[What you need to do]
Return the records exactly as they stand, and keep the pictures out of the copy.

╔══

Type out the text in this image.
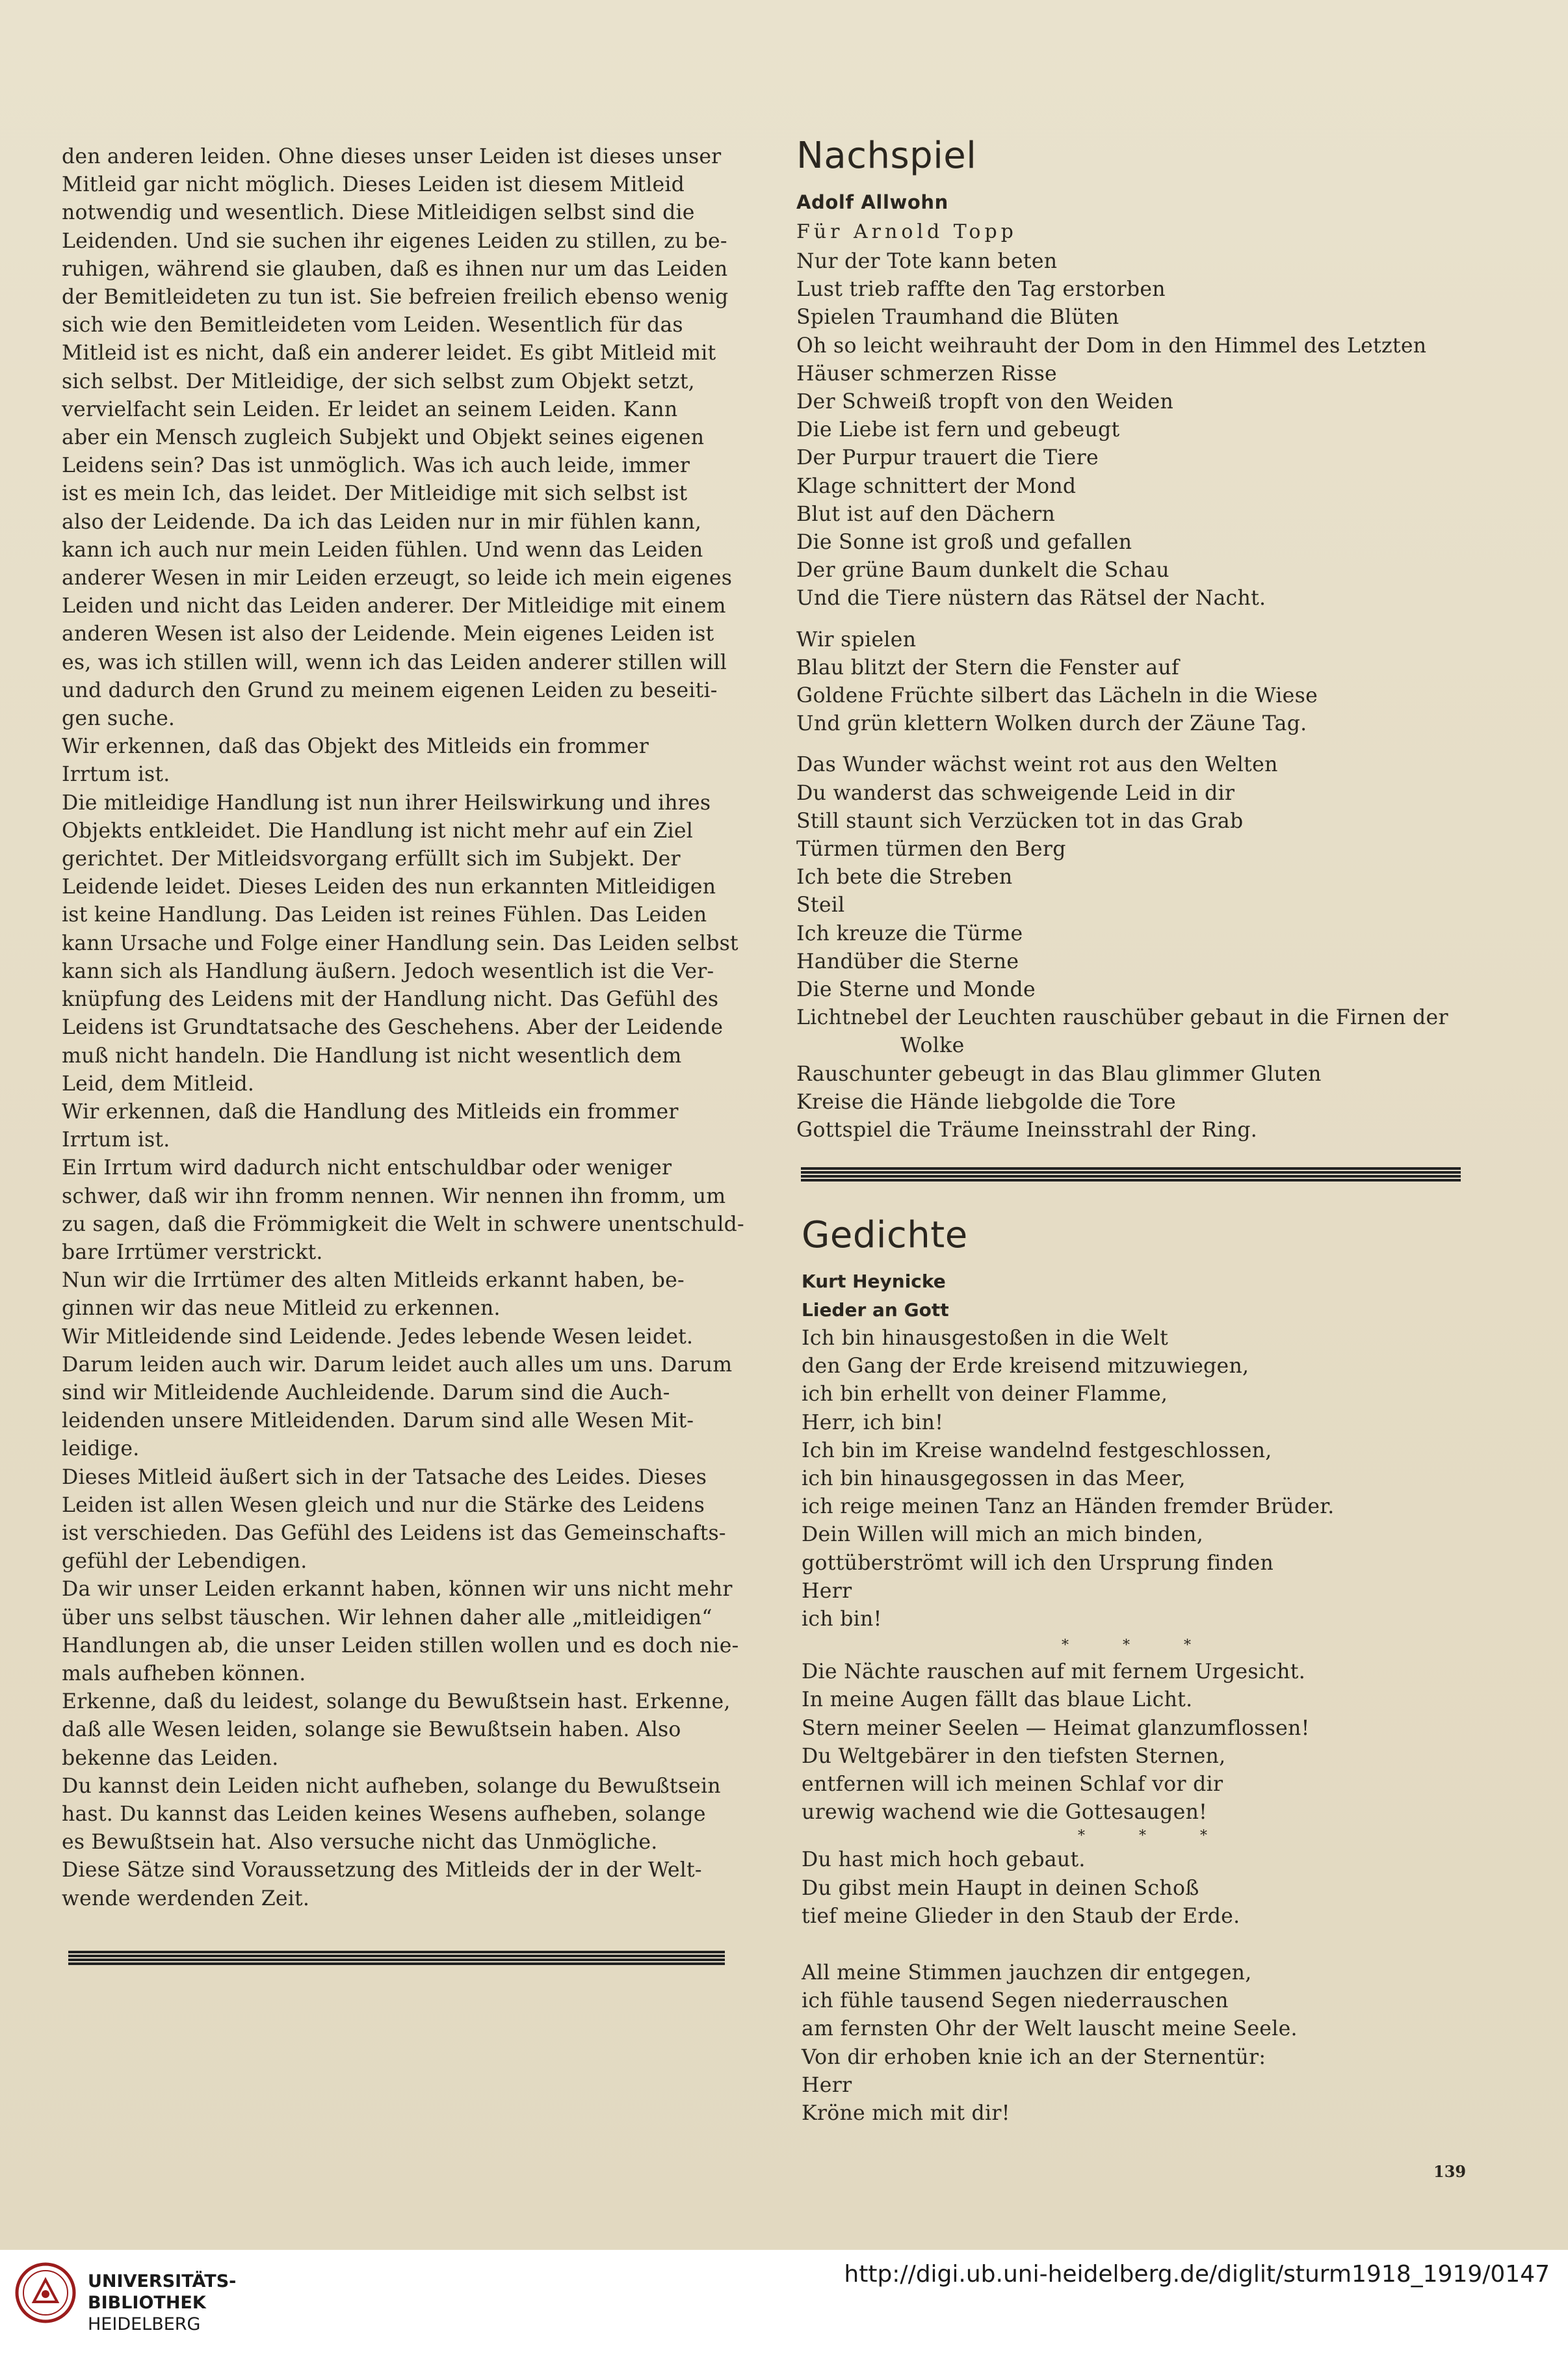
den anderen leiden. Ohne dieses unser Leiden ist dieses unser
Mitleid gar nicht möglich. Dieses Leiden ist diesem Mitleid
notwendig und wesentlich. Diese Mitleidigen selbst sind die
Leidenden. Und sie suchen ihr eigenes Leiden zu stillen, zu be-
ruhigen, während sie glauben, daß es ihnen nur um das Leiden
der Bemitleideten zu tun ist. Sie befreien freilich ebenso wenig
sich wie den Bemitleideten vom Leiden. Wesentlich für das
Mitleid ist es nicht, daß ein anderer leidet. Es gibt Mitleid mit
sich selbst. Der Mitleidige, der sich selbst zum Objekt setzt,
vervielfacht sein Leiden. Er leidet an seinem Leiden. Kann
aber ein Mensch zugleich Subjekt und Objekt seines eigenen
Leidens sein? Das ist unmöglich. Was ich auch leide, immer
ist es mein Ich, das leidet. Der Mitleidige mit sich selbst ist
also der Leidende. Da ich das Leiden nur in mir fühlen kann,
kann ich auch nur mein Leiden fühlen. Und wenn das Leiden
anderer Wesen in mir Leiden erzeugt, so leide ich mein eigenes
Leiden und nicht das Leiden anderer. Der Mitleidige mit einem
anderen Wesen ist also der Leidende. Mein eigenes Leiden ist
es, was ich stillen will, wenn ich das Leiden anderer stillen will
und dadurch den Grund zu meinem eigenen Leiden zu beseiti-
gen suche.
Wir erkennen, daß das Objekt des Mitleids ein frommer
Irrtum ist.
Die mitleidige Handlung ist nun ihrer Heilswirkung und ihres
Objekts entkleidet. Die Handlung ist nicht mehr auf ein Ziel
gerichtet. Der Mitleidsvorgang erfüllt sich im Subjekt. Der
Leidende leidet. Dieses Leiden des nun erkannten Mitleidigen
ist keine Handlung. Das Leiden ist reines Fühlen. Das Leiden
kann Ursache und Folge einer Handlung sein. Das Leiden selbst
kann sich als Handlung äußern. Jedoch wesentlich ist die Ver-
knüpfung des Leidens mit der Handlung nicht. Das Gefühl des
Leidens ist Grundtatsache des Geschehens. Aber der Leidende
muß nicht handeln. Die Handlung ist nicht wesentlich dem
Leid, dem Mitleid.
Wir erkennen, daß die Handlung des Mitleids ein frommer
Irrtum ist.
Ein Irrtum wird dadurch nicht entschuldbar oder weniger
schwer, daß wir ihn fromm nennen. Wir nennen ihn fromm, um
zu sagen, daß die Frömmigkeit die Welt in schwere unentschuld-
bare Irrtümer verstrickt.
Nun wir die Irrtümer des alten Mitleids erkannt haben, be-
ginnen wir das neue Mitleid zu erkennen.
Wir Mitleidende sind Leidende. Jedes lebende Wesen leidet.
Darum leiden auch wir. Darum leidet auch alles um uns. Darum
sind wir Mitleidende Auchleidende. Darum sind die Auch-
leidenden unsere Mitleidenden. Darum sind alle Wesen Mit-
leidige.
Dieses Mitleid äußert sich in der Tatsache des Leides. Dieses
Leiden ist allen Wesen gleich und nur die Stärke des Leidens
ist verschieden. Das Gefühl des Leidens ist das Gemeinschafts-
gefühl der Lebendigen.
Da wir unser Leiden erkannt haben, können wir uns nicht mehr
über uns selbst täuschen. Wir lehnen daher alle „mitleidigen“
Handlungen ab, die unser Leiden stillen wollen und es doch nie-
mals aufheben können.
Erkenne, daß du leidest, solange du Bewußtsein hast. Erkenne,
daß alle Wesen leiden, solange sie Bewußtsein haben. Also
bekenne das Leiden.
Du kannst dein Leiden nicht aufheben, solange du Bewußtsein
hast. Du kannst das Leiden keines Wesens aufheben, solange
es Bewußtsein hat. Also versuche nicht das Unmögliche.
Diese Sätze sind Voraussetzung des Mitleids der in der Welt-
wende werdenden Zeit.
Nachspiel
Adolf Allwohn
Für Arnold Topp
Nur der Tote kann beten
Lust trieb raffte den Tag erstorben
Spielen Traumhand die Blüten
Oh so leicht weihrauht der Dom in den Himmel des Letzten
Häuser schmerzen Risse
Der Schweiß tropft von den Weiden
Die Liebe ist fern und gebeugt
Der Purpur trauert die Tiere
Klage schnittert der Mond
Blut ist auf den Dächern
Die Sonne ist groß und gefallen
Der grüne Baum dunkelt die Schau
Und die Tiere nüstern das Rätsel der Nacht.
Wir spielen
Blau blitzt der Stern die Fenster auf
Goldene Früchte silbert das Lächeln in die Wiese
Und grün klettern Wolken durch der Zäune Tag.
Das Wunder wächst weint rot aus den Welten
Du wanderst das schweigende Leid in dir
Still staunt sich Verzücken tot in das Grab
Türmen türmen den Berg
Ich bete die Streben
Steil
Ich kreuze die Türme
Handüber die Sterne
Die Sterne und Monde
Lichtnebel der Leuchten rauschüber gebaut in die Firnen der
Wolke
Rauschunter gebeugt in das Blau glimmer Gluten
Kreise die Hände liebgolde die Tore
Gottspiel die Träume Ineinsstrahl der Ring.
Gedichte
Kurt Heynicke
Lieder an Gott
Ich bin hinausgestoßen in die Welt
den Gang der Erde kreisend mitzuwiegen,
ich bin erhellt von deiner Flamme,
Herr, ich bin!
Ich bin im Kreise wandelnd festgeschlossen,
ich bin hinausgegossen in das Meer,
ich reige meinen Tanz an Händen fremder Brüder.
Dein Willen will mich an mich binden,
gottüberströmt will ich den Ursprung finden
Herr
ich bin!
* * *
Die Nächte rauschen auf mit fernem Urgesicht.
In meine Augen fällt das blaue Licht.
Stern meiner Seelen — Heimat glanzumflossen!
Du Weltgebärer in den tiefsten Sternen,
entfernen will ich meinen Schlaf vor dir
urewig wachend wie die Gottesaugen!
* * *
Du hast mich hoch gebaut.
Du gibst mein Haupt in deinen Schoß
tief meine Glieder in den Staub der Erde.
All meine Stimmen jauchzen dir entgegen,
ich fühle tausend Segen niederrauschen
am fernsten Ohr der Welt lauscht meine Seele.
Von dir erhoben knie ich an der Sternentür:
Herr
Kröne mich mit dir!
139
UNIVERSITÄTS-
BIBLIOTHEK
HEIDELBERG
http://digi.ub.uni-heidelberg.de/diglit/sturm1918_1919/0147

╚══

[Expected answer]
Type out the text in this image.
den anderen leiden. Ohne dieses unser Leiden ist dieses unser
Mitleid gar nicht möglich. Dieses Leiden ist diesem Mitleid
notwendig und wesentlich. Diese Mitleidigen selbst sind die
Leidenden. Und sie suchen ihr eigenes Leiden zu stillen, zu be-
ruhigen, während sie glauben, daß es ihnen nur um das Leiden
der Bemitleideten zu tun ist. Sie befreien freilich ebenso wenig
sich wie den Bemitleideten vom Leiden. Wesentlich für das
Mitleid ist es nicht, daß ein anderer leidet. Es gibt Mitleid mit
sich selbst. Der Mitleidige, der sich selbst zum Objekt setzt,
vervielfacht sein Leiden. Er leidet an seinem Leiden. Kann
aber ein Mensch zugleich Subjekt und Objekt seines eigenen
Leidens sein? Das ist unmöglich. Was ich auch leide, immer
ist es mein Ich, das leidet. Der Mitleidige mit sich selbst ist
also der Leidende. Da ich das Leiden nur in mir fühlen kann,
kann ich auch nur mein Leiden fühlen. Und wenn das Leiden
anderer Wesen in mir Leiden erzeugt, so leide ich mein eigenes
Leiden und nicht das Leiden anderer. Der Mitleidige mit einem
anderen Wesen ist also der Leidende. Mein eigenes Leiden ist
es, was ich stillen will, wenn ich das Leiden anderer stillen will
und dadurch den Grund zu meinem eigenen Leiden zu beseiti-
gen suche.
Wir erkennen, daß das Objekt des Mitleids ein frommer
Irrtum ist.
Die mitleidige Handlung ist nun ihrer Heilswirkung und ihres
Objekts entkleidet. Die Handlung ist nicht mehr auf ein Ziel
gerichtet. Der Mitleidsvorgang erfüllt sich im Subjekt. Der
Leidende leidet. Dieses Leiden des nun erkannten Mitleidigen
ist keine Handlung. Das Leiden ist reines Fühlen. Das Leiden
kann Ursache und Folge einer Handlung sein. Das Leiden selbst
kann sich als Handlung äußern. Jedoch wesentlich ist die Ver-
knüpfung des Leidens mit der Handlung nicht. Das Gefühl des
Leidens ist Grundtatsache des Geschehens. Aber der Leidende
muß nicht handeln. Die Handlung ist nicht wesentlich dem
Leid, dem Mitleid.
Wir erkennen, daß die Handlung des Mitleids ein frommer
Irrtum ist.
Ein Irrtum wird dadurch nicht entschuldbar oder weniger
schwer, daß wir ihn fromm nennen. Wir nennen ihn fromm, um
zu sagen, daß die Frömmigkeit die Welt in schwere unentschuld-
bare Irrtümer verstrickt.
Nun wir die Irrtümer des alten Mitleids erkannt haben, be-
ginnen wir das neue Mitleid zu erkennen.
Wir Mitleidende sind Leidende. Jedes lebende Wesen leidet.
Darum leiden auch wir. Darum leidet auch alles um uns. Darum
sind wir Mitleidende Auchleidende. Darum sind die Auch-
leidenden unsere Mitleidenden. Darum sind alle Wesen Mit-
leidige.
Dieses Mitleid äußert sich in der Tatsache des Leides. Dieses
Leiden ist allen Wesen gleich und nur die Stärke des Leidens
ist verschieden. Das Gefühl des Leidens ist das Gemeinschafts-
gefühl der Lebendigen.
Da wir unser Leiden erkannt haben, können wir uns nicht mehr
über uns selbst täuschen. Wir lehnen daher alle „mitleidigen“
Handlungen ab, die unser Leiden stillen wollen und es doch nie-
mals aufheben können.
Erkenne, daß du leidest, solange du Bewußtsein hast. Erkenne,
daß alle Wesen leiden, solange sie Bewußtsein haben. Also
bekenne das Leiden.
Du kannst dein Leiden nicht aufheben, solange du Bewußtsein
hast. Du kannst das Leiden keines Wesens aufheben, solange
es Bewußtsein hat. Also versuche nicht das Unmögliche.
Diese Sätze sind Voraussetzung des Mitleids der in der Welt-
wende werdenden Zeit.
Nachspiel
Adolf Allwohn
Für Arnold Topp
Nur der Tote kann beten
Lust trieb raffte den Tag erstorben
Spielen Traumhand die Blüten
Oh so leicht weihrauht der Dom in den Himmel des Letzten
Häuser schmerzen Risse
Der Schweiß tropft von den Weiden
Die Liebe ist fern und gebeugt
Der Purpur trauert die Tiere
Klage schnittert der Mond
Blut ist auf den Dächern
Die Sonne ist groß und gefallen
Der grüne Baum dunkelt die Schau
Und die Tiere nüstern das Rätsel der Nacht.
Wir spielen
Blau blitzt der Stern die Fenster auf
Goldene Früchte silbert das Lächeln in die Wiese
Und grün klettern Wolken durch der Zäune Tag.
Das Wunder wächst weint rot aus den Welten
Du wanderst das schweigende Leid in dir
Still staunt sich Verzücken tot in das Grab
Türmen türmen den Berg
Ich bete die Streben
Steil
Ich kreuze die Türme
Handüber die Sterne
Die Sterne und Monde
Lichtnebel der Leuchten rauschüber gebaut in die Firnen der
Wolke
Rauschunter gebeugt in das Blau glimmer Gluten
Kreise die Hände liebgolde die Tore
Gottspiel die Träume Ineinsstrahl der Ring.
Gedichte
Kurt Heynicke
Lieder an Gott
Ich bin hinausgestoßen in die Welt
den Gang der Erde kreisend mitzuwiegen,
ich bin erhellt von deiner Flamme,
Herr, ich bin!
Ich bin im Kreise wandelnd festgeschlossen,
ich bin hinausgegossen in das Meer,
ich reige meinen Tanz an Händen fremder Brüder.
Dein Willen will mich an mich binden,
gottüberströmt will ich den Ursprung finden
Herr
ich bin!
* * *
Die Nächte rauschen auf mit fernem Urgesicht.
In meine Augen fällt das blaue Licht.
Stern meiner Seelen — Heimat glanzumflossen!
Du Weltgebärer in den tiefsten Sternen,
entfernen will ich meinen Schlaf vor dir
urewig wachend wie die Gottesaugen!
* * *
Du hast mich hoch gebaut.
Du gibst mein Haupt in deinen Schoß
tief meine Glieder in den Staub der Erde.
All meine Stimmen jauchzen dir entgegen,
ich fühle tausend Segen niederrauschen
am fernsten Ohr der Welt lauscht meine Seele.
Von dir erhoben knie ich an der Sternentür:
Herr
Kröne mich mit dir!
139
UNIVERSITÄTS-
BIBLIOTHEK
HEIDELBERG
http://digi.ub.uni-heidelberg.de/diglit/sturm1918_1919/0147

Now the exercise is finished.